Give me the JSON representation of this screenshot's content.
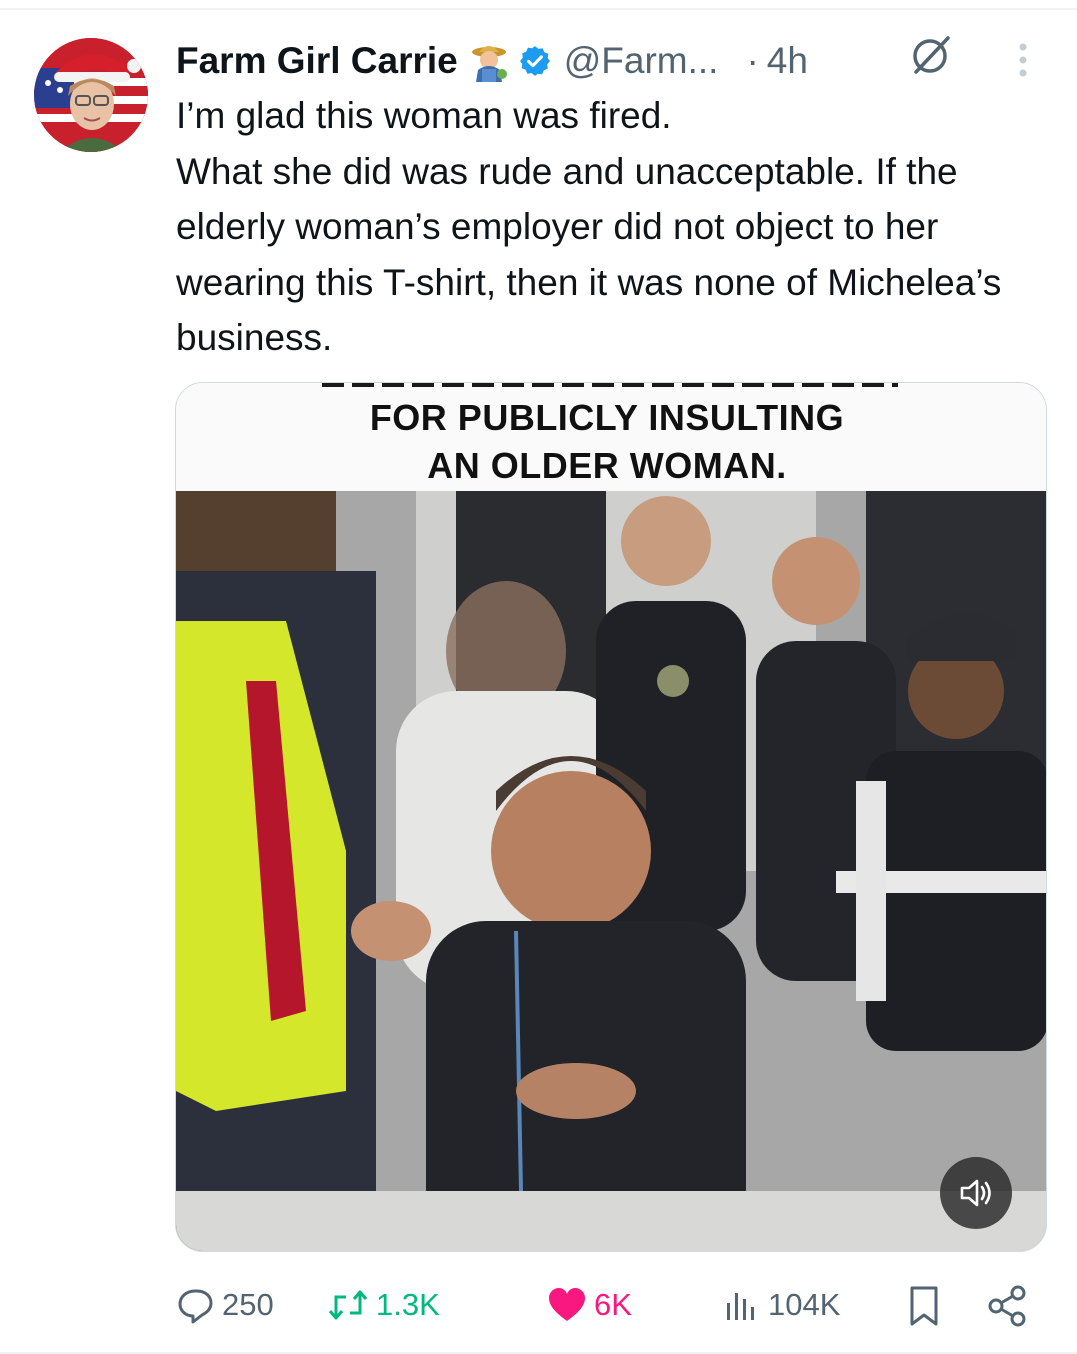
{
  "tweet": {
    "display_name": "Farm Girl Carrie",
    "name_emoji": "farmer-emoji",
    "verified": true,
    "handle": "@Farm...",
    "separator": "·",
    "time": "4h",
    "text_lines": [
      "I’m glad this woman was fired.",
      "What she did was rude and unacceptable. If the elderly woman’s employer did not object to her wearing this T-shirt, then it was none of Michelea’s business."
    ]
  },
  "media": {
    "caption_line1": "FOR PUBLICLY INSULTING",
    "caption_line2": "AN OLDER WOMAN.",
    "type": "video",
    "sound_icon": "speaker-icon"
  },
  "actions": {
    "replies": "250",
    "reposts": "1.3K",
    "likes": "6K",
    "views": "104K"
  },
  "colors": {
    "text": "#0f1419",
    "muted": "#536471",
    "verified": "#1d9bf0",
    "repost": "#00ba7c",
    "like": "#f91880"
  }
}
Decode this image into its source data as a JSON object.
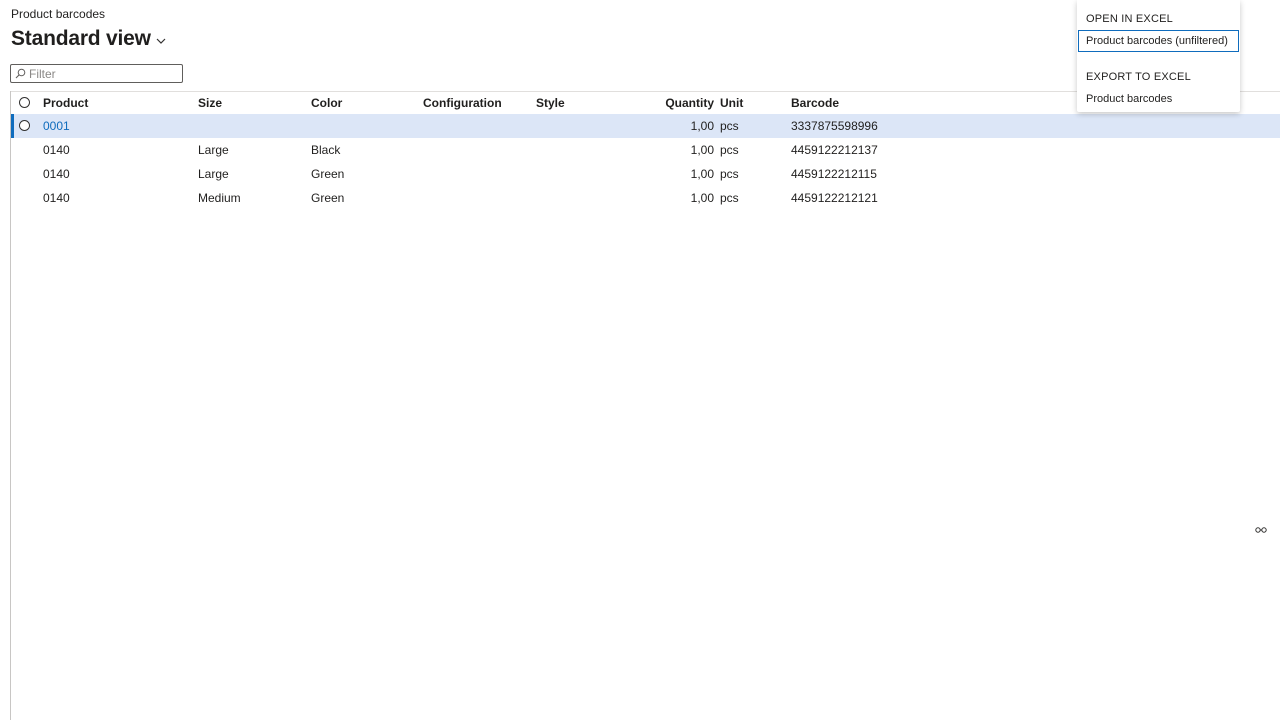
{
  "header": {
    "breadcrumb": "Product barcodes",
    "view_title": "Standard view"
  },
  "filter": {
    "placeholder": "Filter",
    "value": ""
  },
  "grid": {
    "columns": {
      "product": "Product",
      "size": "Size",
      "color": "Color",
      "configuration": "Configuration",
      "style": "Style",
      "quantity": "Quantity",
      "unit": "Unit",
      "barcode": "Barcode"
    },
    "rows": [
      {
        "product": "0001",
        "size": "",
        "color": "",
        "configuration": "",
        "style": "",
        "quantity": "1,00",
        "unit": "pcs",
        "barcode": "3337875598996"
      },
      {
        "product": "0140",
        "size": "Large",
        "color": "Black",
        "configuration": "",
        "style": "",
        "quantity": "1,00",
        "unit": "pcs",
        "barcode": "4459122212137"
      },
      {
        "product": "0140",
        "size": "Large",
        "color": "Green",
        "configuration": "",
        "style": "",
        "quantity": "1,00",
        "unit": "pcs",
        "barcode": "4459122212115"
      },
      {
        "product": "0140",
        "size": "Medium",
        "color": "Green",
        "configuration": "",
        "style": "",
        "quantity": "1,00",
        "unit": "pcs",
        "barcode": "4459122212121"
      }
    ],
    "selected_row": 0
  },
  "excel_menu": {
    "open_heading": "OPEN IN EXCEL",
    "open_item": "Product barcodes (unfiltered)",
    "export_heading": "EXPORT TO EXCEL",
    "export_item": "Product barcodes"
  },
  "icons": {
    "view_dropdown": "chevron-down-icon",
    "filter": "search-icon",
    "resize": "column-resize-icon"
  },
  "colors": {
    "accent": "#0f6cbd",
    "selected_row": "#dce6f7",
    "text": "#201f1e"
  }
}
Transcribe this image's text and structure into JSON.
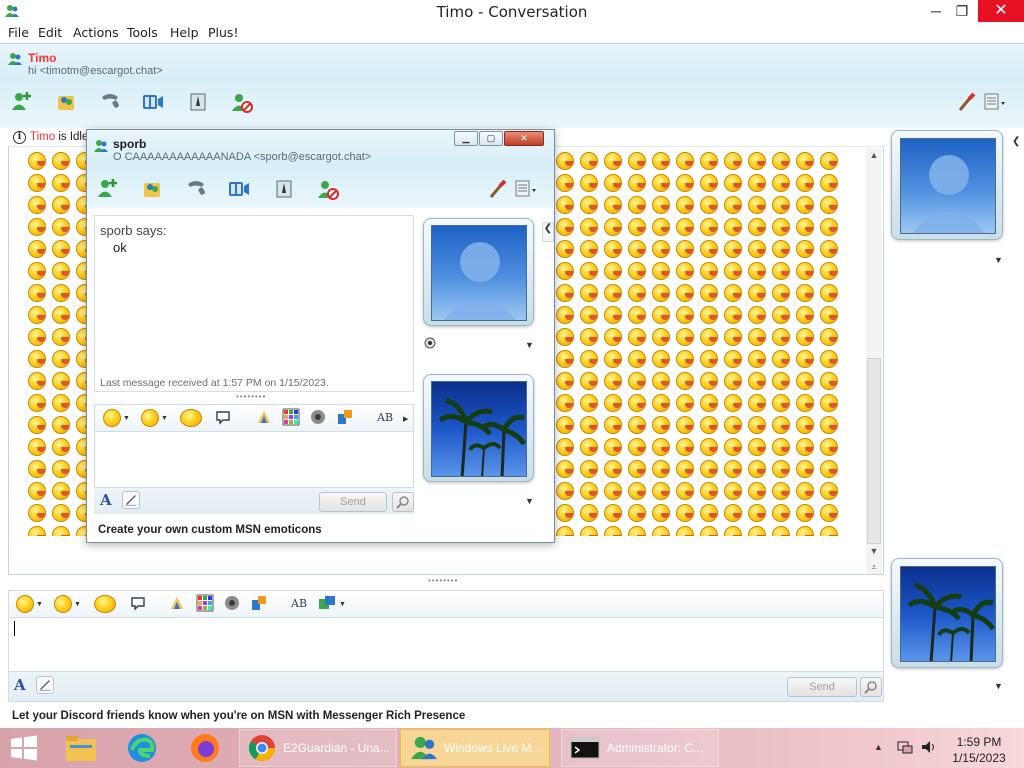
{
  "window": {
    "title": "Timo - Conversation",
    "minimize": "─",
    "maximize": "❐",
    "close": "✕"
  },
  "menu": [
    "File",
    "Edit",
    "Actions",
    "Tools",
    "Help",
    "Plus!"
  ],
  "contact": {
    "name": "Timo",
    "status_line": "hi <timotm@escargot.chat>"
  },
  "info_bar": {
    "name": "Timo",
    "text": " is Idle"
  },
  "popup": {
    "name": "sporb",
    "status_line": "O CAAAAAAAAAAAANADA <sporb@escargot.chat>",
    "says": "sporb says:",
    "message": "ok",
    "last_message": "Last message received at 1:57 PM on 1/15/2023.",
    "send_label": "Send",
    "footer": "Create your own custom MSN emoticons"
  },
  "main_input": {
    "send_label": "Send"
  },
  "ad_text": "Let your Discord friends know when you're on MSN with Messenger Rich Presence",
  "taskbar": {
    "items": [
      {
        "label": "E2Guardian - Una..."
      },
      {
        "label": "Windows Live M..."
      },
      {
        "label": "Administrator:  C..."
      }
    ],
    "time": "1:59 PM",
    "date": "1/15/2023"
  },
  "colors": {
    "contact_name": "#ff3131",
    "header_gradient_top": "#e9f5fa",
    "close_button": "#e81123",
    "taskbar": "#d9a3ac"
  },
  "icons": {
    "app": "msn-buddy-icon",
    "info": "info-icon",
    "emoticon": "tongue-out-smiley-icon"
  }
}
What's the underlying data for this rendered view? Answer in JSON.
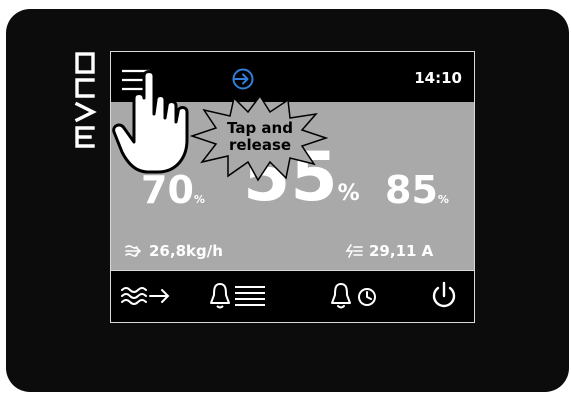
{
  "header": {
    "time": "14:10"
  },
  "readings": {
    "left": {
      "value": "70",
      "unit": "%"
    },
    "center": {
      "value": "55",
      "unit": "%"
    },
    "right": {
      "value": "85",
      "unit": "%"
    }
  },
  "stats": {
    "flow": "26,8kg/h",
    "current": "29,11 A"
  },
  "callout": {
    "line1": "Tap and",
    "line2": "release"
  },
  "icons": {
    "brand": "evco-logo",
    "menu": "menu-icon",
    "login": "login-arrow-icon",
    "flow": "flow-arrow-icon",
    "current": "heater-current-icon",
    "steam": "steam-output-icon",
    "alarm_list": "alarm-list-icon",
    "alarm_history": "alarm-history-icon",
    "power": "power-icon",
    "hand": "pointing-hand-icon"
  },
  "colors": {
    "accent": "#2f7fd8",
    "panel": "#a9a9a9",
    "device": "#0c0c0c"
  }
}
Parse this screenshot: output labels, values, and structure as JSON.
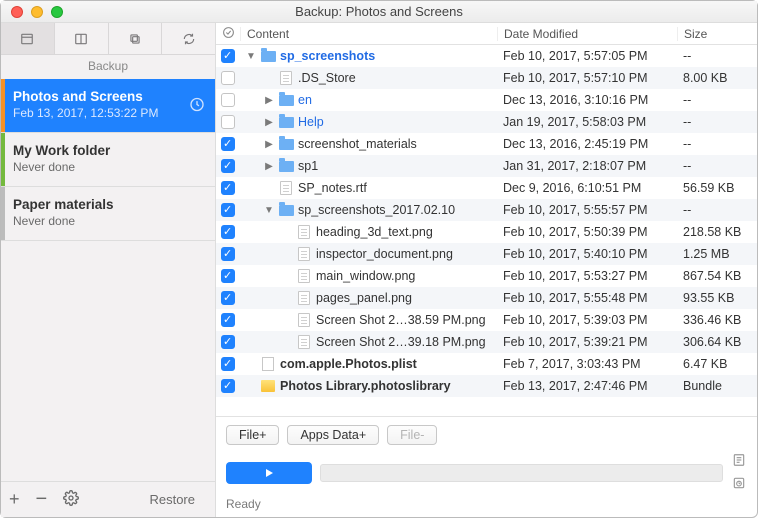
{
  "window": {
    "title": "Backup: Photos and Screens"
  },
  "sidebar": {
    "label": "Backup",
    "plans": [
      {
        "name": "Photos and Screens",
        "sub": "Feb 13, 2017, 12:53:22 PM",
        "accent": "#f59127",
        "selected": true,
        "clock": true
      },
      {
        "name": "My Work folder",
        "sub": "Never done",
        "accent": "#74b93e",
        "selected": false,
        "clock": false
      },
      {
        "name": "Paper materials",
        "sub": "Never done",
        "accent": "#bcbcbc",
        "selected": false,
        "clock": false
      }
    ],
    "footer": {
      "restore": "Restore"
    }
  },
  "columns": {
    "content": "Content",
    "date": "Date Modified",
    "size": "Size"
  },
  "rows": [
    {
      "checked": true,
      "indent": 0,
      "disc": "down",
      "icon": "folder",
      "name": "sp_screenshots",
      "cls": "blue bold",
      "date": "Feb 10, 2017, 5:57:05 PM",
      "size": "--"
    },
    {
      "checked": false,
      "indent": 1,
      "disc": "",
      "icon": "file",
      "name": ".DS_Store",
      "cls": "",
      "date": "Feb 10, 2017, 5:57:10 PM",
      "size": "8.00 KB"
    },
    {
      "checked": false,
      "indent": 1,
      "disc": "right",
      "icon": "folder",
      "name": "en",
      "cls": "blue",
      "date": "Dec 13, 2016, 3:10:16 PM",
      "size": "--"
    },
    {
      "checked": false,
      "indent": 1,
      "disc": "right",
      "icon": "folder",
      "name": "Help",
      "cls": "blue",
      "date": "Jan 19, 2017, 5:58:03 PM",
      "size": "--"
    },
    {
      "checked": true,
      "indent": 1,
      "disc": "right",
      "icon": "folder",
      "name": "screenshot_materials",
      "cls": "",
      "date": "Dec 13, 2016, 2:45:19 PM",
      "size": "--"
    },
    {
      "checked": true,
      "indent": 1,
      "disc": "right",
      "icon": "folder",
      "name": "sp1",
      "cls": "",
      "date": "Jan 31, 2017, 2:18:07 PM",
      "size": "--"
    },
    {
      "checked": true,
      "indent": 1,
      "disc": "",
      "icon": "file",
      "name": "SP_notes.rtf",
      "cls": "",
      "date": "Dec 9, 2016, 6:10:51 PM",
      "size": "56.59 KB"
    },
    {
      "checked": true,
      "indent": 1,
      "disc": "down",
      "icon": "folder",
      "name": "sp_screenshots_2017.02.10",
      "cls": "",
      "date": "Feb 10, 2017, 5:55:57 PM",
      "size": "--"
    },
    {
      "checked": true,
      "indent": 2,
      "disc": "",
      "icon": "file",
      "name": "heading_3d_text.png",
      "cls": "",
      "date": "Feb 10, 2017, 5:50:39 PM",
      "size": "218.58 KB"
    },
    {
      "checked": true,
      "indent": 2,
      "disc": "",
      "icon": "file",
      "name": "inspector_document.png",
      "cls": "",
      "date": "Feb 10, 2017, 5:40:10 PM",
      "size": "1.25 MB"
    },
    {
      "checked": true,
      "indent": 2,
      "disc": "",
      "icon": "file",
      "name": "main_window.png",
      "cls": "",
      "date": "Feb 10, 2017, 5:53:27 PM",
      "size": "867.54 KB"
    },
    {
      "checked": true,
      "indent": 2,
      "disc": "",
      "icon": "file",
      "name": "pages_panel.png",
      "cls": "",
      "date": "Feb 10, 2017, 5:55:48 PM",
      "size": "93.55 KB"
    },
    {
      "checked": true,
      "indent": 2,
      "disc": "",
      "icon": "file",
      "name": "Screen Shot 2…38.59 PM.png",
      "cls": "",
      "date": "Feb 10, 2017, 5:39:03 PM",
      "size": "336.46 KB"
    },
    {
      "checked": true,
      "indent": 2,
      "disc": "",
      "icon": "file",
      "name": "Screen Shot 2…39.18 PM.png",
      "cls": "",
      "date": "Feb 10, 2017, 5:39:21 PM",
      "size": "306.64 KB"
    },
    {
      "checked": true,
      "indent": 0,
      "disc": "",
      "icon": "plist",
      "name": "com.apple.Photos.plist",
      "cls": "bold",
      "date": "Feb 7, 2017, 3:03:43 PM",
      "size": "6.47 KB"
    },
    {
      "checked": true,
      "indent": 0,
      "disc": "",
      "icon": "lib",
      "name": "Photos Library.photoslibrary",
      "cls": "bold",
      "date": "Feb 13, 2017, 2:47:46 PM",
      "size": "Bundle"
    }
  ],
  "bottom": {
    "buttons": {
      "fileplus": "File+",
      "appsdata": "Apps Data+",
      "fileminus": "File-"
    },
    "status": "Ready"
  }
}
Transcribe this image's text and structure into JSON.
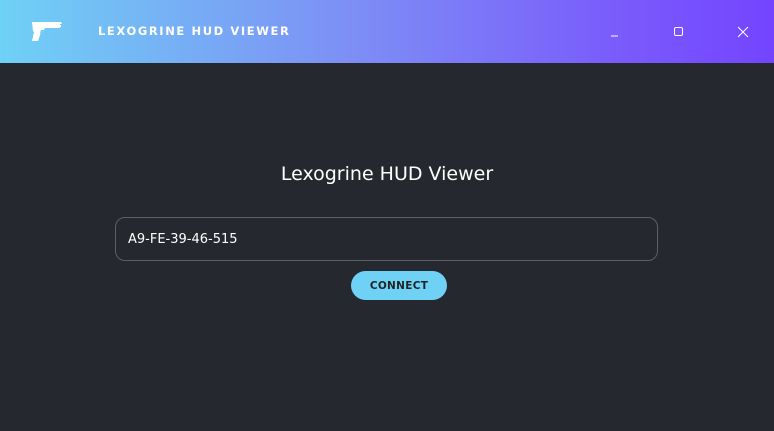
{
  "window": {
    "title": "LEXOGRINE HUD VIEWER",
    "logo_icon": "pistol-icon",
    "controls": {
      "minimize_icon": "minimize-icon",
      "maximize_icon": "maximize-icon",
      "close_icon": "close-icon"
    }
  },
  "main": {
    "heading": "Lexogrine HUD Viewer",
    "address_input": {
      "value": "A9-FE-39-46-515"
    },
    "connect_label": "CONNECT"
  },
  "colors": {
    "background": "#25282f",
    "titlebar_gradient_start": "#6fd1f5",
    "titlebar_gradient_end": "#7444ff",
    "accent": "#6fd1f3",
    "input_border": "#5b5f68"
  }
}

■ **TASK DETAILS**
Identify and extract each line of the listing that contains "minimize".

■ **TASK ANSWER**
    "minimize": "─",
      "minimize_icon": "minimize-icon",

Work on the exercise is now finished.